**Exercise instructions**.
Can you restate the records below word for word?

━━━

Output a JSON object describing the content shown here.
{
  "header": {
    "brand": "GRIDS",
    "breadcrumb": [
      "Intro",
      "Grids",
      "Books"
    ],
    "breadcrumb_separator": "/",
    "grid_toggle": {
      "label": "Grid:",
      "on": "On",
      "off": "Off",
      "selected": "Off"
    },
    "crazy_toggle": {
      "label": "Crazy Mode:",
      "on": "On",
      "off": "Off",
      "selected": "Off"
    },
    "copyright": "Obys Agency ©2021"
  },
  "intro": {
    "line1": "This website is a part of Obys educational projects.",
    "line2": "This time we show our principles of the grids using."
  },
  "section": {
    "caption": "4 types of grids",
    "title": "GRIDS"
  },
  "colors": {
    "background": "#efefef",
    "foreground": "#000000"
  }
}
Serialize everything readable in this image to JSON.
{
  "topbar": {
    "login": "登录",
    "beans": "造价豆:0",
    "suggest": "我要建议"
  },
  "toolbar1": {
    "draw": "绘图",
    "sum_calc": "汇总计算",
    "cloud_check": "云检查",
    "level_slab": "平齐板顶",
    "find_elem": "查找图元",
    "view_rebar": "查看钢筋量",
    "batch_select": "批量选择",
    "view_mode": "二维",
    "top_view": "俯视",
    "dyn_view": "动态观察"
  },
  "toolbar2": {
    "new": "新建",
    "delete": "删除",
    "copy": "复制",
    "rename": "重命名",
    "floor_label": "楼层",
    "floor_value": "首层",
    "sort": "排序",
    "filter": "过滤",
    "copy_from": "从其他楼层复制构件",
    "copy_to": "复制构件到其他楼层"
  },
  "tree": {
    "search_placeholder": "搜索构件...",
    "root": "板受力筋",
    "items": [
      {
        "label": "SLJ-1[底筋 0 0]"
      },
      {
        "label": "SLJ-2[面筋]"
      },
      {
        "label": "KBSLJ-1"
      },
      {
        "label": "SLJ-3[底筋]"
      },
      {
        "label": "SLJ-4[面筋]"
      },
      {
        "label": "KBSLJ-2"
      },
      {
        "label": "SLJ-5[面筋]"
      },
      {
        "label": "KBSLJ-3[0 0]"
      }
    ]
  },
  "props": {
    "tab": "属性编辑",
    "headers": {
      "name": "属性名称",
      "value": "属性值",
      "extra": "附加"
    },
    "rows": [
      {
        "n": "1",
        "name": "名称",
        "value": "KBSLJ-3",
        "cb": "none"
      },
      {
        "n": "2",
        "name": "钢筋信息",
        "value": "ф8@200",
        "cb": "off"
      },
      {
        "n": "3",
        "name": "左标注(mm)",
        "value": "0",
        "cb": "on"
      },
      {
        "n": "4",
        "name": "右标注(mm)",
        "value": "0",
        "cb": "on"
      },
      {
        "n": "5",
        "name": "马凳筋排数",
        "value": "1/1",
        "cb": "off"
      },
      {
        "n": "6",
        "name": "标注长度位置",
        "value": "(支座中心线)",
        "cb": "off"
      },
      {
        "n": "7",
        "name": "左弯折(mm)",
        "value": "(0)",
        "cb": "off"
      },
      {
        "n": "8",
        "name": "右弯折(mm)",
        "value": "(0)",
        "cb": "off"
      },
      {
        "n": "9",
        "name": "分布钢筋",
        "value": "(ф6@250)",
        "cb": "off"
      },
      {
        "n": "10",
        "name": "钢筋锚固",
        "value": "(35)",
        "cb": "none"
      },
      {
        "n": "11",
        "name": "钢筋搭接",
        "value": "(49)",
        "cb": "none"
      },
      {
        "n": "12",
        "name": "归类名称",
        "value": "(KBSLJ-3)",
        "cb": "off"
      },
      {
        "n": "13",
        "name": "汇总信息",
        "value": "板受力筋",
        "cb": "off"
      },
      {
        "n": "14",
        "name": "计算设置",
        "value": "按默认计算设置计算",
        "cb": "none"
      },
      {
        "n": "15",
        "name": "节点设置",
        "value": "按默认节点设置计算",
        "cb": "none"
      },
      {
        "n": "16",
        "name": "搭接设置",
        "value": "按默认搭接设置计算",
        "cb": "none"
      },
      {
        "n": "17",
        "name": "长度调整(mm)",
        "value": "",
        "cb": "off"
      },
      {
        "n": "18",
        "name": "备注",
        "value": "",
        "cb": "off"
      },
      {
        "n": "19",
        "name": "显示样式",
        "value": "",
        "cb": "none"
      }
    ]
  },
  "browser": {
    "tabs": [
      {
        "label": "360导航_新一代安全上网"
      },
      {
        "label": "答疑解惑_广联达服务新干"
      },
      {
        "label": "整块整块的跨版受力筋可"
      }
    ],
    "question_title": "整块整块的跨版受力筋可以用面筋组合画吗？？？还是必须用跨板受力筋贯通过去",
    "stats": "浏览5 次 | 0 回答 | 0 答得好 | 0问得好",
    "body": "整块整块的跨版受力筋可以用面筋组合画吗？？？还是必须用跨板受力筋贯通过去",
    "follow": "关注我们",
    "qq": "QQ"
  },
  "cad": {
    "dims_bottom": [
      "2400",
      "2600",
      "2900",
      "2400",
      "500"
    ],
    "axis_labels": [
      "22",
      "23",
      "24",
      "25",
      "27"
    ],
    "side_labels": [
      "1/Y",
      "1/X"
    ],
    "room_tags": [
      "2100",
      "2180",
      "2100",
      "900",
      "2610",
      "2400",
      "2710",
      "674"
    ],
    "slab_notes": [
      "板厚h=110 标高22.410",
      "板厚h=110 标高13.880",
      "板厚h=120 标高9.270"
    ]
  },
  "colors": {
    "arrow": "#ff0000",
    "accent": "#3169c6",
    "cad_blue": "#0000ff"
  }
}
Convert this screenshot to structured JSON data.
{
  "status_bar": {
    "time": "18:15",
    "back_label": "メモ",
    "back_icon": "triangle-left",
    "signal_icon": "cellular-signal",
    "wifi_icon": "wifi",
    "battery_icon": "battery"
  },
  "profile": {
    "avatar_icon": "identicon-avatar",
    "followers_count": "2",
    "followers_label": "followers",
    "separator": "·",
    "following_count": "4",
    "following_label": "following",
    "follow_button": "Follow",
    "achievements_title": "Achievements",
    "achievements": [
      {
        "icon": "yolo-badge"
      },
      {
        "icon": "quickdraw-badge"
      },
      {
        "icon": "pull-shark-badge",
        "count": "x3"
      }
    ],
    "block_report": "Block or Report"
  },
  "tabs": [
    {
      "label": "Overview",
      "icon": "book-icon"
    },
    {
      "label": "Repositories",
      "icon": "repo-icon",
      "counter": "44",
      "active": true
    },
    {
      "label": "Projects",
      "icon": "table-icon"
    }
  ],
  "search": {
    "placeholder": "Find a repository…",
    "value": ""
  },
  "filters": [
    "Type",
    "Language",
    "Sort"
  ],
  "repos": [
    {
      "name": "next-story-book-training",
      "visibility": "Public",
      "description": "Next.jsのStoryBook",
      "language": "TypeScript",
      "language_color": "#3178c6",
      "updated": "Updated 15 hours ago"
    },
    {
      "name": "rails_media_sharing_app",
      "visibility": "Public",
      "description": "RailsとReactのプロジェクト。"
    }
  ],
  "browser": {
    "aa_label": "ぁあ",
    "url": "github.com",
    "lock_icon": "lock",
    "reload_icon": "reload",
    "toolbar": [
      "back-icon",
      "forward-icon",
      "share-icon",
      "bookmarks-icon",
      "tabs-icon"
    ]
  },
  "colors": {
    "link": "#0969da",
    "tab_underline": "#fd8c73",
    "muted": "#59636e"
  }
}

━━━

**Answer in full**.
Output a JSON object describing the content shown here.
{
  "header": {
    "brand": "GRIDS",
    "breadcrumb": [
      "Intro",
      "Grids",
      "Books"
    ],
    "breadcrumb_separator": "/",
    "grid_toggle": {
      "label": "Grid:",
      "on": "On",
      "off": "Off",
      "selected": "Off"
    },
    "crazy_toggle": {
      "label": "Crazy Mode:",
      "on": "On",
      "off": "Off",
      "selected": "Off"
    },
    "copyright": "Obys Agency ©2021"
  },
  "intro": {
    "line1": "This website is a part of Obys educational projects.",
    "line2": "This time we show our principles of the grids using."
  },
  "section": {
    "caption": "4 types of grids",
    "title": "GRIDS"
  },
  "colors": {
    "background": "#efefef",
    "foreground": "#000000"
  }
}
Serialize everything readable in this image to JSON.
{
  "topbar": {
    "login": "登录",
    "beans": "造价豆:0",
    "suggest": "我要建议"
  },
  "toolbar1": {
    "draw": "绘图",
    "sum_calc": "汇总计算",
    "cloud_check": "云检查",
    "level_slab": "平齐板顶",
    "find_elem": "查找图元",
    "view_rebar": "查看钢筋量",
    "batch_select": "批量选择",
    "view_mode": "二维",
    "top_view": "俯视",
    "dyn_view": "动态观察"
  },
  "toolbar2": {
    "new": "新建",
    "delete": "删除",
    "copy": "复制",
    "rename": "重命名",
    "floor_label": "楼层",
    "floor_value": "首层",
    "sort": "排序",
    "filter": "过滤",
    "copy_from": "从其他楼层复制构件",
    "copy_to": "复制构件到其他楼层"
  },
  "tree": {
    "search_placeholder": "搜索构件...",
    "root": "板受力筋",
    "items": [
      {
        "label": "SLJ-1[底筋 0 0]"
      },
      {
        "label": "SLJ-2[面筋]"
      },
      {
        "label": "KBSLJ-1"
      },
      {
        "label": "SLJ-3[底筋]"
      },
      {
        "label": "SLJ-4[面筋]"
      },
      {
        "label": "KBSLJ-2"
      },
      {
        "label": "SLJ-5[面筋]"
      },
      {
        "label": "KBSLJ-3[0 0]"
      }
    ]
  },
  "props": {
    "tab": "属性编辑",
    "headers": {
      "name": "属性名称",
      "value": "属性值",
      "extra": "附加"
    },
    "rows": [
      {
        "n": "1",
        "name": "名称",
        "value": "KBSLJ-3",
        "cb": "none"
      },
      {
        "n": "2",
        "name": "钢筋信息",
        "value": "ф8@200",
        "cb": "off"
      },
      {
        "n": "3",
        "name": "左标注(mm)",
        "value": "0",
        "cb": "on"
      },
      {
        "n": "4",
        "name": "右标注(mm)",
        "value": "0",
        "cb": "on"
      },
      {
        "n": "5",
        "name": "马凳筋排数",
        "value": "1/1",
        "cb": "off"
      },
      {
        "n": "6",
        "name": "标注长度位置",
        "value": "(支座中心线)",
        "cb": "off"
      },
      {
        "n": "7",
        "name": "左弯折(mm)",
        "value": "(0)",
        "cb": "off"
      },
      {
        "n": "8",
        "name": "右弯折(mm)",
        "value": "(0)",
        "cb": "off"
      },
      {
        "n": "9",
        "name": "分布钢筋",
        "value": "(ф6@250)",
        "cb": "off"
      },
      {
        "n": "10",
        "name": "钢筋锚固",
        "value": "(35)",
        "cb": "none"
      },
      {
        "n": "11",
        "name": "钢筋搭接",
        "value": "(49)",
        "cb": "none"
      },
      {
        "n": "12",
        "name": "归类名称",
        "value": "(KBSLJ-3)",
        "cb": "off"
      },
      {
        "n": "13",
        "name": "汇总信息",
        "value": "板受力筋",
        "cb": "off"
      },
      {
        "n": "14",
        "name": "计算设置",
        "value": "按默认计算设置计算",
        "cb": "none"
      },
      {
        "n": "15",
        "name": "节点设置",
        "value": "按默认节点设置计算",
        "cb": "none"
      },
      {
        "n": "16",
        "name": "搭接设置",
        "value": "按默认搭接设置计算",
        "cb": "none"
      },
      {
        "n": "17",
        "name": "长度调整(mm)",
        "value": "",
        "cb": "off"
      },
      {
        "n": "18",
        "name": "备注",
        "value": "",
        "cb": "off"
      },
      {
        "n": "19",
        "name": "显示样式",
        "value": "",
        "cb": "none"
      }
    ]
  },
  "browser": {
    "tabs": [
      {
        "label": "360导航_新一代安全上网"
      },
      {
        "label": "答疑解惑_广联达服务新干"
      },
      {
        "label": "整块整块的跨版受力筋可"
      }
    ],
    "question_title": "整块整块的跨版受力筋可以用面筋组合画吗？？？还是必须用跨板受力筋贯通过去",
    "stats": "浏览5 次 | 0 回答 | 0 答得好 | 0问得好",
    "body": "整块整块的跨版受力筋可以用面筋组合画吗？？？还是必须用跨板受力筋贯通过去",
    "follow": "关注我们",
    "qq": "QQ"
  },
  "cad": {
    "dims_bottom": [
      "2400",
      "2600",
      "2900",
      "2400",
      "500"
    ],
    "axis_labels": [
      "22",
      "23",
      "24",
      "25",
      "27"
    ],
    "side_labels": [
      "1/Y",
      "1/X"
    ],
    "room_tags": [
      "2100",
      "2180",
      "2100",
      "900",
      "2610",
      "2400",
      "2710",
      "674"
    ],
    "slab_notes": [
      "板厚h=110 标高22.410",
      "板厚h=110 标高13.880",
      "板厚h=120 标高9.270"
    ]
  },
  "colors": {
    "arrow": "#ff0000",
    "accent": "#3169c6",
    "cad_blue": "#0000ff"
  }
}
Convert this screenshot to structured JSON data.
{
  "status_bar": {
    "time": "18:15",
    "back_label": "メモ",
    "back_icon": "triangle-left",
    "signal_icon": "cellular-signal",
    "wifi_icon": "wifi",
    "battery_icon": "battery"
  },
  "profile": {
    "avatar_icon": "identicon-avatar",
    "followers_count": "2",
    "followers_label": "followers",
    "separator": "·",
    "following_count": "4",
    "following_label": "following",
    "follow_button": "Follow",
    "achievements_title": "Achievements",
    "achievements": [
      {
        "icon": "yolo-badge"
      },
      {
        "icon": "quickdraw-badge"
      },
      {
        "icon": "pull-shark-badge",
        "count": "x3"
      }
    ],
    "block_report": "Block or Report"
  },
  "tabs": [
    {
      "label": "Overview",
      "icon": "book-icon"
    },
    {
      "label": "Repositories",
      "icon": "repo-icon",
      "counter": "44",
      "active": true
    },
    {
      "label": "Projects",
      "icon": "table-icon"
    }
  ],
  "search": {
    "placeholder": "Find a repository…",
    "value": ""
  },
  "filters": [
    "Type",
    "Language",
    "Sort"
  ],
  "repos": [
    {
      "name": "next-story-book-training",
      "visibility": "Public",
      "description": "Next.jsのStoryBook",
      "language": "TypeScript",
      "language_color": "#3178c6",
      "updated": "Updated 15 hours ago"
    },
    {
      "name": "rails_media_sharing_app",
      "visibility": "Public",
      "description": "RailsとReactのプロジェクト。"
    }
  ],
  "browser": {
    "aa_label": "ぁあ",
    "url": "github.com",
    "lock_icon": "lock",
    "reload_icon": "reload",
    "toolbar": [
      "back-icon",
      "forward-icon",
      "share-icon",
      "bookmarks-icon",
      "tabs-icon"
    ]
  },
  "colors": {
    "link": "#0969da",
    "tab_underline": "#fd8c73",
    "muted": "#59636e"
  }
}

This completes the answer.